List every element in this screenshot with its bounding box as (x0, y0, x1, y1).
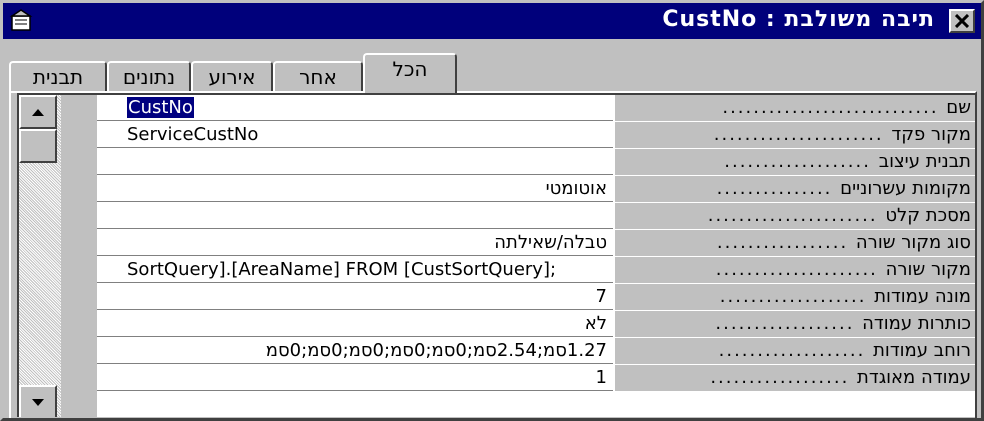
property-grid: CustNo שם ............................ Ser… (17, 93, 975, 417)
property-row[interactable]: מסכת קלט ...................... (97, 203, 975, 230)
tab-data[interactable]: נתונים (107, 61, 191, 93)
property-label[interactable]: סוג מקור שורה ................. (615, 230, 975, 256)
scroll-down-button[interactable] (19, 385, 57, 417)
property-value-field[interactable]: אוטומטי (97, 176, 613, 202)
tab-event[interactable]: אירוע (191, 61, 273, 93)
leader-dots: ................. (716, 232, 856, 253)
property-label-text: סוג מקור שורה (855, 232, 971, 253)
property-row[interactable]: CustNo שם ............................ (97, 95, 975, 122)
property-label-text: מקומות עשרוניים (840, 178, 971, 199)
tab-all[interactable]: הכל (363, 53, 457, 93)
property-row[interactable]: ServiceCustNo מקור פקד ..................… (97, 122, 975, 149)
vertical-scrollbar[interactable] (19, 95, 61, 417)
property-label[interactable]: מקור שורה ..................... (615, 257, 975, 283)
property-value-field[interactable]: ServiceCustNo (97, 122, 613, 148)
close-icon (955, 14, 969, 28)
property-row[interactable]: 7 מונה עמודות ................... (97, 284, 975, 311)
arrow-up-icon (32, 109, 44, 116)
property-value-text: לא (584, 313, 607, 334)
arrow-down-icon (32, 399, 44, 406)
leader-dots: ................... (724, 151, 879, 172)
leader-dots: ...................... (713, 124, 892, 145)
property-value-text: אוטומטי (545, 178, 607, 199)
scroll-up-button[interactable] (19, 95, 57, 129)
window-title: תיבה משולבת : CustNo (662, 7, 935, 32)
leader-dots: ...................... (707, 205, 886, 226)
property-label[interactable]: שם ............................ (615, 95, 975, 121)
leader-dots: ..................... (715, 259, 886, 280)
tab-format[interactable]: תבנית (9, 61, 107, 93)
leader-dots: ................... (718, 340, 874, 361)
property-row[interactable]: תבנית עיצוב ................... (97, 149, 975, 176)
scroll-thumb[interactable] (19, 129, 57, 163)
tab-strip: הכל אחר אירוע נתונים תבנית (3, 39, 981, 97)
property-row[interactable]: SortQuery].[AreaName] FROM [CustSortQuer… (97, 257, 975, 284)
property-value-field[interactable]: לא (97, 311, 613, 337)
property-value-text: 7 (595, 286, 607, 307)
property-value-field[interactable]: 7 (97, 284, 613, 310)
leader-dots: .................. (710, 367, 858, 388)
property-label[interactable]: מקור פקד ...................... (615, 122, 975, 148)
title-bar[interactable]: תיבה משולבת : CustNo (3, 3, 981, 39)
property-label-text: תבנית עיצוב (878, 151, 971, 172)
leader-dots: ................... (719, 286, 875, 307)
property-label[interactable]: מסכת קלט ...................... (615, 203, 975, 229)
property-label[interactable]: מקומות עשרוניים ............... (615, 176, 975, 202)
property-row[interactable]: אוטומטי מקומות עשרוניים ............... (97, 176, 975, 203)
property-value-text: ServiceCustNo (127, 124, 259, 145)
property-value-field[interactable]: 1.27סמ;2.54סמ;0סמ;0סמ;0סמ;0סמ;0סמ (97, 338, 613, 364)
property-value-text: SortQuery].[AreaName] FROM [CustSortQuer… (127, 259, 557, 280)
property-label-text: מונה עמודות (874, 286, 971, 307)
property-value-field[interactable]: CustNo (97, 95, 613, 121)
leader-dots: ............................ (722, 97, 947, 118)
property-row[interactable]: 1.27סמ;2.54סמ;0סמ;0סמ;0סמ;0סמ;0סמ רוחב עמ… (97, 338, 975, 365)
property-value-field[interactable]: 1 (97, 365, 613, 391)
property-label[interactable]: מונה עמודות ................... (615, 284, 975, 310)
property-label-text: מקור פקד (891, 124, 971, 145)
close-button[interactable] (949, 9, 975, 33)
property-value-field[interactable]: SortQuery].[AreaName] FROM [CustSortQuer… (97, 257, 613, 283)
property-label-text: עמודה מאוגדת (857, 367, 971, 388)
property-sheet-window: תיבה משולבת : CustNo הכל אחר אירוע נתוני… (0, 0, 984, 421)
property-row[interactable]: לא כותרות עמודה .................. (97, 311, 975, 338)
tab-other[interactable]: אחר (273, 61, 363, 93)
leader-dots: .................. (715, 313, 863, 334)
property-label[interactable]: כותרות עמודה .................. (615, 311, 975, 337)
property-row[interactable]: טבלה/שאילתה סוג מקור שורה ...............… (97, 230, 975, 257)
property-label-text: רוחב עמודות (873, 340, 971, 361)
property-sheet-icon[interactable] (9, 8, 35, 34)
property-label-text: מקור שורה (885, 259, 971, 280)
property-label[interactable]: רוחב עמודות ................... (615, 338, 975, 364)
property-row[interactable]: 1 עמודה מאוגדת .................. (97, 365, 975, 392)
property-value-field[interactable] (97, 149, 613, 175)
property-label-text: כותרות עמודה (862, 313, 971, 334)
property-value-text: CustNo (127, 97, 194, 118)
property-label[interactable]: תבנית עיצוב ................... (615, 149, 975, 175)
property-label[interactable]: עמודה מאוגדת .................. (615, 365, 975, 391)
property-value-text: 1.27סמ;2.54סמ;0סמ;0סמ;0סמ;0סמ;0סמ (265, 340, 607, 361)
leader-dots: ............... (716, 178, 841, 199)
property-value-text: טבלה/שאילתה (494, 232, 607, 253)
grid-gutter (61, 95, 97, 417)
property-value-field[interactable] (97, 203, 613, 229)
property-label-text: מסכת קלט (885, 205, 971, 226)
property-value-field[interactable]: טבלה/שאילתה (97, 230, 613, 256)
property-label-text: שם (946, 97, 971, 118)
property-value-text: 1 (595, 367, 607, 388)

########

DIRECTION ::
Rewrite the data above with every "leader-dots" swapped for "dot-leader" and nothing else changed. Leave the pictures out.

EXERCISE RESULT ::
List every element in this screenshot with its bounding box as (x0, y0, x1, y1).
property-grid: CustNo שם ............................ Ser… (17, 93, 975, 417)
property-row[interactable]: מסכת קלט ...................... (97, 203, 975, 230)
tab-data[interactable]: נתונים (107, 61, 191, 93)
property-label[interactable]: סוג מקור שורה ................. (615, 230, 975, 256)
scroll-down-button[interactable] (19, 385, 57, 417)
property-value-field[interactable]: אוטומטי (97, 176, 613, 202)
tab-event[interactable]: אירוע (191, 61, 273, 93)
dot-leader: ................. (716, 232, 856, 253)
property-label-text: סוג מקור שורה (855, 232, 971, 253)
property-row[interactable]: CustNo שם ............................ (97, 95, 975, 122)
property-label-text: מקומות עשרוניים (840, 178, 971, 199)
tab-all[interactable]: הכל (363, 53, 457, 93)
property-row[interactable]: ServiceCustNo מקור פקד ..................… (97, 122, 975, 149)
vertical-scrollbar[interactable] (19, 95, 61, 417)
property-label[interactable]: מקור שורה ..................... (615, 257, 975, 283)
property-value-field[interactable]: ServiceCustNo (97, 122, 613, 148)
close-icon (955, 14, 969, 28)
property-row[interactable]: 7 מונה עמודות ................... (97, 284, 975, 311)
arrow-up-icon (32, 109, 44, 116)
property-value-text: לא (584, 313, 607, 334)
arrow-down-icon (32, 399, 44, 406)
dot-leader: ................... (724, 151, 879, 172)
dot-leader: ...................... (713, 124, 892, 145)
property-value-text: אוטומטי (545, 178, 607, 199)
scroll-up-button[interactable] (19, 95, 57, 129)
window-title: תיבה משולבת : CustNo (662, 7, 935, 32)
dot-leader: ...................... (707, 205, 886, 226)
property-label[interactable]: שם ............................ (615, 95, 975, 121)
dot-leader: ..................... (715, 259, 886, 280)
tab-format[interactable]: תבנית (9, 61, 107, 93)
dot-leader: ................... (718, 340, 874, 361)
property-row[interactable]: תבנית עיצוב ................... (97, 149, 975, 176)
scroll-thumb[interactable] (19, 129, 57, 163)
tab-strip: הכל אחר אירוע נתונים תבנית (3, 39, 981, 97)
property-row[interactable]: SortQuery].[AreaName] FROM [CustSortQuer… (97, 257, 975, 284)
property-value-field[interactable]: לא (97, 311, 613, 337)
property-value-text: 7 (595, 286, 607, 307)
property-value-field[interactable]: 7 (97, 284, 613, 310)
dot-leader: .................. (710, 367, 858, 388)
property-label[interactable]: מקור פקד ...................... (615, 122, 975, 148)
title-bar[interactable]: תיבה משולבת : CustNo (3, 3, 981, 39)
property-label-text: תבנית עיצוב (878, 151, 971, 172)
dot-leader: ................... (719, 286, 875, 307)
property-label[interactable]: מסכת קלט ...................... (615, 203, 975, 229)
property-label[interactable]: מקומות עשרוניים ............... (615, 176, 975, 202)
property-row[interactable]: אוטומטי מקומות עשרוניים ............... (97, 176, 975, 203)
property-value-text: ServiceCustNo (127, 124, 259, 145)
property-value-field[interactable]: 1.27סמ;2.54סמ;0סמ;0סמ;0סמ;0סמ;0סמ (97, 338, 613, 364)
property-value-text: SortQuery].[AreaName] FROM [CustSortQuer… (127, 259, 557, 280)
property-label-text: מונה עמודות (874, 286, 971, 307)
property-value-field[interactable]: CustNo (97, 95, 613, 121)
dot-leader: ............................ (722, 97, 947, 118)
property-row[interactable]: 1.27סמ;2.54סמ;0סמ;0סמ;0סמ;0סמ;0סמ רוחב עמ… (97, 338, 975, 365)
property-value-field[interactable]: 1 (97, 365, 613, 391)
property-label[interactable]: מונה עמודות ................... (615, 284, 975, 310)
property-label-text: מקור פקד (891, 124, 971, 145)
close-button[interactable] (949, 9, 975, 33)
property-value-field[interactable]: SortQuery].[AreaName] FROM [CustSortQuer… (97, 257, 613, 283)
property-label-text: עמודה מאוגדת (857, 367, 971, 388)
property-sheet-window: תיבה משולבת : CustNo הכל אחר אירוע נתוני… (0, 0, 984, 421)
property-row[interactable]: לא כותרות עמודה .................. (97, 311, 975, 338)
tab-other[interactable]: אחר (273, 61, 363, 93)
dot-leader: .................. (715, 313, 863, 334)
property-label[interactable]: כותרות עמודה .................. (615, 311, 975, 337)
property-row[interactable]: טבלה/שאילתה סוג מקור שורה ...............… (97, 230, 975, 257)
property-label-text: רוחב עמודות (873, 340, 971, 361)
property-sheet-icon[interactable] (9, 8, 35, 34)
property-label-text: מקור שורה (885, 259, 971, 280)
property-label[interactable]: רוחב עמודות ................... (615, 338, 975, 364)
property-row[interactable]: 1 עמודה מאוגדת .................. (97, 365, 975, 392)
property-value-field[interactable] (97, 149, 613, 175)
property-label-text: כותרות עמודה (862, 313, 971, 334)
property-value-text: CustNo (127, 97, 194, 118)
property-label[interactable]: תבנית עיצוב ................... (615, 149, 975, 175)
property-label[interactable]: עמודה מאוגדת .................. (615, 365, 975, 391)
property-value-text: 1.27סמ;2.54סמ;0סמ;0סמ;0סמ;0סמ;0סמ (265, 340, 607, 361)
dot-leader: ............... (716, 178, 841, 199)
property-value-text: טבלה/שאילתה (494, 232, 607, 253)
grid-gutter (61, 95, 97, 417)
property-value-field[interactable] (97, 203, 613, 229)
property-label-text: מסכת קלט (885, 205, 971, 226)
property-value-field[interactable]: טבלה/שאילתה (97, 230, 613, 256)
property-label-text: שם (946, 97, 971, 118)
property-value-text: 1 (595, 367, 607, 388)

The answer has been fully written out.